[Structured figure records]
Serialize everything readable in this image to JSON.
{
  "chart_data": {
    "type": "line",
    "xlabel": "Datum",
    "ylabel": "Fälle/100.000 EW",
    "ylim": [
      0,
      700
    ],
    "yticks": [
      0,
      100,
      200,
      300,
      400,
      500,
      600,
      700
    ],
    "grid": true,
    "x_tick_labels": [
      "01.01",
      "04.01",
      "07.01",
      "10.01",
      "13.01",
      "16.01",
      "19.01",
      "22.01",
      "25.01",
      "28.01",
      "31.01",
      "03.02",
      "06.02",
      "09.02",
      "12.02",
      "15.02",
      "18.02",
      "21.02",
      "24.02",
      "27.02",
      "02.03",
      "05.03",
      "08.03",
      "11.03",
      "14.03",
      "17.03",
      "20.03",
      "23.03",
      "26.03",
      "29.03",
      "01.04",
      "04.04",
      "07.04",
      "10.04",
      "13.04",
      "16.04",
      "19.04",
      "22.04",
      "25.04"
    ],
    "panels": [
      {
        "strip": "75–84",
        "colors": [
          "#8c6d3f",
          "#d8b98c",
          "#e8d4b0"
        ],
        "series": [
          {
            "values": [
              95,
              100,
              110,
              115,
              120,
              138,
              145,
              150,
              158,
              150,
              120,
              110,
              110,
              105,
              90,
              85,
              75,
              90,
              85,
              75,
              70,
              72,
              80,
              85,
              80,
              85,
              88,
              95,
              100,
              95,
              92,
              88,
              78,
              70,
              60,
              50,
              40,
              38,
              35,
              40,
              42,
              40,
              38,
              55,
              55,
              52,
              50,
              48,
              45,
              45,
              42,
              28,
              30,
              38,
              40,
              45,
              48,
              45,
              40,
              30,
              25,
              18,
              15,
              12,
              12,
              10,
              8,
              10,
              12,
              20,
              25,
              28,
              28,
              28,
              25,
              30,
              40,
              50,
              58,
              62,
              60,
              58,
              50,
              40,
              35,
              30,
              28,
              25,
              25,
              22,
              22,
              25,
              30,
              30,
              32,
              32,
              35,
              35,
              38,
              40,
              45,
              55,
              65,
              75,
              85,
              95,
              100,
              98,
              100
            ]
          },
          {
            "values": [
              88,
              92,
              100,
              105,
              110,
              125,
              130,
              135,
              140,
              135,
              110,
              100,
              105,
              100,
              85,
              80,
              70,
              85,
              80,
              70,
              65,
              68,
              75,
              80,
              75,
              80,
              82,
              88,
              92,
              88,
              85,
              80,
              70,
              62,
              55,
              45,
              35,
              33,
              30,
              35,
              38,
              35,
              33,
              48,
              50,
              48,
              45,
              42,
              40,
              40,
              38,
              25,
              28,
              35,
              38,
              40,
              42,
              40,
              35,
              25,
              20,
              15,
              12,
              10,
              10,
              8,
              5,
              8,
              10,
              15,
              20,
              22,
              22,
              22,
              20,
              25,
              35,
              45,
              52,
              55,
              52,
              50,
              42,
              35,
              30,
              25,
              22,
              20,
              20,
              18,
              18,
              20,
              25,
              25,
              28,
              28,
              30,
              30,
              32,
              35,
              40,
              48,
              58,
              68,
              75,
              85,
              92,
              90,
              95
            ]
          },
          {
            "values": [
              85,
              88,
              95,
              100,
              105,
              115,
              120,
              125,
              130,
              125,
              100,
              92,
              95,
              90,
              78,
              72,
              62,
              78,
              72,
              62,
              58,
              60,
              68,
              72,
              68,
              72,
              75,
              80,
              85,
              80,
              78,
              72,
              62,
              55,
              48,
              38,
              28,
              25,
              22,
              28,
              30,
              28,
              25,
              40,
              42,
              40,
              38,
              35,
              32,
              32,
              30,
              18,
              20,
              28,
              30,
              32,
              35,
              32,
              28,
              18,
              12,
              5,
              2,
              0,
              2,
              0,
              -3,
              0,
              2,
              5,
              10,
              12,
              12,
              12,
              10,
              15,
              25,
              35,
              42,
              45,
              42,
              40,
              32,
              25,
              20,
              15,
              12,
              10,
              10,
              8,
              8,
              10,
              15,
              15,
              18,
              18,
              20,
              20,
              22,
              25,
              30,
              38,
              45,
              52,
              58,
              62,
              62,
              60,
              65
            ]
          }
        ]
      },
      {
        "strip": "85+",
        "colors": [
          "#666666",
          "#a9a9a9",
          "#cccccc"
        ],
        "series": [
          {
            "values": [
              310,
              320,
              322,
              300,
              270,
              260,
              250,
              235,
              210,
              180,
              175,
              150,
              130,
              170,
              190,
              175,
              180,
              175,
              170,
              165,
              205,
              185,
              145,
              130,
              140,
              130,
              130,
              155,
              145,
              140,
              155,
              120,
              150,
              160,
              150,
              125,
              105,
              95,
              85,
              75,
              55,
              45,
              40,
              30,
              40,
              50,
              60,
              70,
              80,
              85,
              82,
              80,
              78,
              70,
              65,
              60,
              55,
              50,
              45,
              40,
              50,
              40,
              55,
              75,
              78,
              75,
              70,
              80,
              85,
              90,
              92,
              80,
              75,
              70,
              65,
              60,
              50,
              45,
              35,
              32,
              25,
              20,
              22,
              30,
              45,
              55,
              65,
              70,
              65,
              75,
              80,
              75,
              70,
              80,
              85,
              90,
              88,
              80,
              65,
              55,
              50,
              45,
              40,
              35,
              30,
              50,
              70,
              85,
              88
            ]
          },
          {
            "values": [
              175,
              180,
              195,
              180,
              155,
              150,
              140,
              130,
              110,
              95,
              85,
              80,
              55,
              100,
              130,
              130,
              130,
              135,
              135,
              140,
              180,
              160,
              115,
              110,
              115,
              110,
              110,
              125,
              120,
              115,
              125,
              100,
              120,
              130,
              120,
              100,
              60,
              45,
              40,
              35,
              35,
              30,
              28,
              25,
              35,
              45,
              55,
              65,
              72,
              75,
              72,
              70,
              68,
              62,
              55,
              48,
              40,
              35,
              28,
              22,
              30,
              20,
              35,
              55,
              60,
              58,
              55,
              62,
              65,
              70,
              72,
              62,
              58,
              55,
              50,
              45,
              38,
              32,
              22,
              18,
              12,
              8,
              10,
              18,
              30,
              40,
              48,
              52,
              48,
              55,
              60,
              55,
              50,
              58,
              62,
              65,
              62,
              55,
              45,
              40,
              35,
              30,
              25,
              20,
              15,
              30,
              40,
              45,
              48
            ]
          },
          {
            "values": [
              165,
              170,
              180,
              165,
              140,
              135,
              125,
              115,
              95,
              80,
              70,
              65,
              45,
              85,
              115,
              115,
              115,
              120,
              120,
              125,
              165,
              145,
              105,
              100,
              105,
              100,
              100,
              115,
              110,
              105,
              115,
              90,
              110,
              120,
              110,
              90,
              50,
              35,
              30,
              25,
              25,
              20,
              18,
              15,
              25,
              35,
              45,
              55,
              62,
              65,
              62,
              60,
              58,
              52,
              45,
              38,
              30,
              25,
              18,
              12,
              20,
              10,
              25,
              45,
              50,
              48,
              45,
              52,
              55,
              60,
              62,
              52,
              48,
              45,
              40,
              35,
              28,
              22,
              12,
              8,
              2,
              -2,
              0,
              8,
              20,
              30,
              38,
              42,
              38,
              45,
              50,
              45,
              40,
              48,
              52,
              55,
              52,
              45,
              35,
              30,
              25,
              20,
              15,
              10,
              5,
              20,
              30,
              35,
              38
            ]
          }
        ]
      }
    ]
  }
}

-- Request --
Output the listing above word for word.

-- Worked solution --
Serialize everything readable in this image to JSON.
{
  "chart_data": {
    "type": "line",
    "xlabel": "Datum",
    "ylabel": "Fälle/100.000 EW",
    "ylim": [
      0,
      700
    ],
    "yticks": [
      0,
      100,
      200,
      300,
      400,
      500,
      600,
      700
    ],
    "grid": true,
    "x_tick_labels": [
      "01.01",
      "04.01",
      "07.01",
      "10.01",
      "13.01",
      "16.01",
      "19.01",
      "22.01",
      "25.01",
      "28.01",
      "31.01",
      "03.02",
      "06.02",
      "09.02",
      "12.02",
      "15.02",
      "18.02",
      "21.02",
      "24.02",
      "27.02",
      "02.03",
      "05.03",
      "08.03",
      "11.03",
      "14.03",
      "17.03",
      "20.03",
      "23.03",
      "26.03",
      "29.03",
      "01.04",
      "04.04",
      "07.04",
      "10.04",
      "13.04",
      "16.04",
      "19.04",
      "22.04",
      "25.04"
    ],
    "panels": [
      {
        "strip": "75–84",
        "colors": [
          "#8c6d3f",
          "#d8b98c",
          "#e8d4b0"
        ],
        "series": [
          {
            "values": [
              95,
              100,
              110,
              115,
              120,
              138,
              145,
              150,
              158,
              150,
              120,
              110,
              110,
              105,
              90,
              85,
              75,
              90,
              85,
              75,
              70,
              72,
              80,
              85,
              80,
              85,
              88,
              95,
              100,
              95,
              92,
              88,
              78,
              70,
              60,
              50,
              40,
              38,
              35,
              40,
              42,
              40,
              38,
              55,
              55,
              52,
              50,
              48,
              45,
              45,
              42,
              28,
              30,
              38,
              40,
              45,
              48,
              45,
              40,
              30,
              25,
              18,
              15,
              12,
              12,
              10,
              8,
              10,
              12,
              20,
              25,
              28,
              28,
              28,
              25,
              30,
              40,
              50,
              58,
              62,
              60,
              58,
              50,
              40,
              35,
              30,
              28,
              25,
              25,
              22,
              22,
              25,
              30,
              30,
              32,
              32,
              35,
              35,
              38,
              40,
              45,
              55,
              65,
              75,
              85,
              95,
              100,
              98,
              100
            ]
          },
          {
            "values": [
              88,
              92,
              100,
              105,
              110,
              125,
              130,
              135,
              140,
              135,
              110,
              100,
              105,
              100,
              85,
              80,
              70,
              85,
              80,
              70,
              65,
              68,
              75,
              80,
              75,
              80,
              82,
              88,
              92,
              88,
              85,
              80,
              70,
              62,
              55,
              45,
              35,
              33,
              30,
              35,
              38,
              35,
              33,
              48,
              50,
              48,
              45,
              42,
              40,
              40,
              38,
              25,
              28,
              35,
              38,
              40,
              42,
              40,
              35,
              25,
              20,
              15,
              12,
              10,
              10,
              8,
              5,
              8,
              10,
              15,
              20,
              22,
              22,
              22,
              20,
              25,
              35,
              45,
              52,
              55,
              52,
              50,
              42,
              35,
              30,
              25,
              22,
              20,
              20,
              18,
              18,
              20,
              25,
              25,
              28,
              28,
              30,
              30,
              32,
              35,
              40,
              48,
              58,
              68,
              75,
              85,
              92,
              90,
              95
            ]
          },
          {
            "values": [
              85,
              88,
              95,
              100,
              105,
              115,
              120,
              125,
              130,
              125,
              100,
              92,
              95,
              90,
              78,
              72,
              62,
              78,
              72,
              62,
              58,
              60,
              68,
              72,
              68,
              72,
              75,
              80,
              85,
              80,
              78,
              72,
              62,
              55,
              48,
              38,
              28,
              25,
              22,
              28,
              30,
              28,
              25,
              40,
              42,
              40,
              38,
              35,
              32,
              32,
              30,
              18,
              20,
              28,
              30,
              32,
              35,
              32,
              28,
              18,
              12,
              5,
              2,
              0,
              2,
              0,
              -3,
              0,
              2,
              5,
              10,
              12,
              12,
              12,
              10,
              15,
              25,
              35,
              42,
              45,
              42,
              40,
              32,
              25,
              20,
              15,
              12,
              10,
              10,
              8,
              8,
              10,
              15,
              15,
              18,
              18,
              20,
              20,
              22,
              25,
              30,
              38,
              45,
              52,
              58,
              62,
              62,
              60,
              65
            ]
          }
        ]
      },
      {
        "strip": "85+",
        "colors": [
          "#666666",
          "#a9a9a9",
          "#cccccc"
        ],
        "series": [
          {
            "values": [
              310,
              320,
              322,
              300,
              270,
              260,
              250,
              235,
              210,
              180,
              175,
              150,
              130,
              170,
              190,
              175,
              180,
              175,
              170,
              165,
              205,
              185,
              145,
              130,
              140,
              130,
              130,
              155,
              145,
              140,
              155,
              120,
              150,
              160,
              150,
              125,
              105,
              95,
              85,
              75,
              55,
              45,
              40,
              30,
              40,
              50,
              60,
              70,
              80,
              85,
              82,
              80,
              78,
              70,
              65,
              60,
              55,
              50,
              45,
              40,
              50,
              40,
              55,
              75,
              78,
              75,
              70,
              80,
              85,
              90,
              92,
              80,
              75,
              70,
              65,
              60,
              50,
              45,
              35,
              32,
              25,
              20,
              22,
              30,
              45,
              55,
              65,
              70,
              65,
              75,
              80,
              75,
              70,
              80,
              85,
              90,
              88,
              80,
              65,
              55,
              50,
              45,
              40,
              35,
              30,
              50,
              70,
              85,
              88
            ]
          },
          {
            "values": [
              175,
              180,
              195,
              180,
              155,
              150,
              140,
              130,
              110,
              95,
              85,
              80,
              55,
              100,
              130,
              130,
              130,
              135,
              135,
              140,
              180,
              160,
              115,
              110,
              115,
              110,
              110,
              125,
              120,
              115,
              125,
              100,
              120,
              130,
              120,
              100,
              60,
              45,
              40,
              35,
              35,
              30,
              28,
              25,
              35,
              45,
              55,
              65,
              72,
              75,
              72,
              70,
              68,
              62,
              55,
              48,
              40,
              35,
              28,
              22,
              30,
              20,
              35,
              55,
              60,
              58,
              55,
              62,
              65,
              70,
              72,
              62,
              58,
              55,
              50,
              45,
              38,
              32,
              22,
              18,
              12,
              8,
              10,
              18,
              30,
              40,
              48,
              52,
              48,
              55,
              60,
              55,
              50,
              58,
              62,
              65,
              62,
              55,
              45,
              40,
              35,
              30,
              25,
              20,
              15,
              30,
              40,
              45,
              48
            ]
          },
          {
            "values": [
              165,
              170,
              180,
              165,
              140,
              135,
              125,
              115,
              95,
              80,
              70,
              65,
              45,
              85,
              115,
              115,
              115,
              120,
              120,
              125,
              165,
              145,
              105,
              100,
              105,
              100,
              100,
              115,
              110,
              105,
              115,
              90,
              110,
              120,
              110,
              90,
              50,
              35,
              30,
              25,
              25,
              20,
              18,
              15,
              25,
              35,
              45,
              55,
              62,
              65,
              62,
              60,
              58,
              52,
              45,
              38,
              30,
              25,
              18,
              12,
              20,
              10,
              25,
              45,
              50,
              48,
              45,
              52,
              55,
              60,
              62,
              52,
              48,
              45,
              40,
              35,
              28,
              22,
              12,
              8,
              2,
              -2,
              0,
              8,
              20,
              30,
              38,
              42,
              38,
              45,
              50,
              45,
              40,
              48,
              52,
              55,
              52,
              45,
              35,
              30,
              25,
              20,
              15,
              10,
              5,
              20,
              30,
              35,
              38
            ]
          }
        ]
      }
    ]
  }
}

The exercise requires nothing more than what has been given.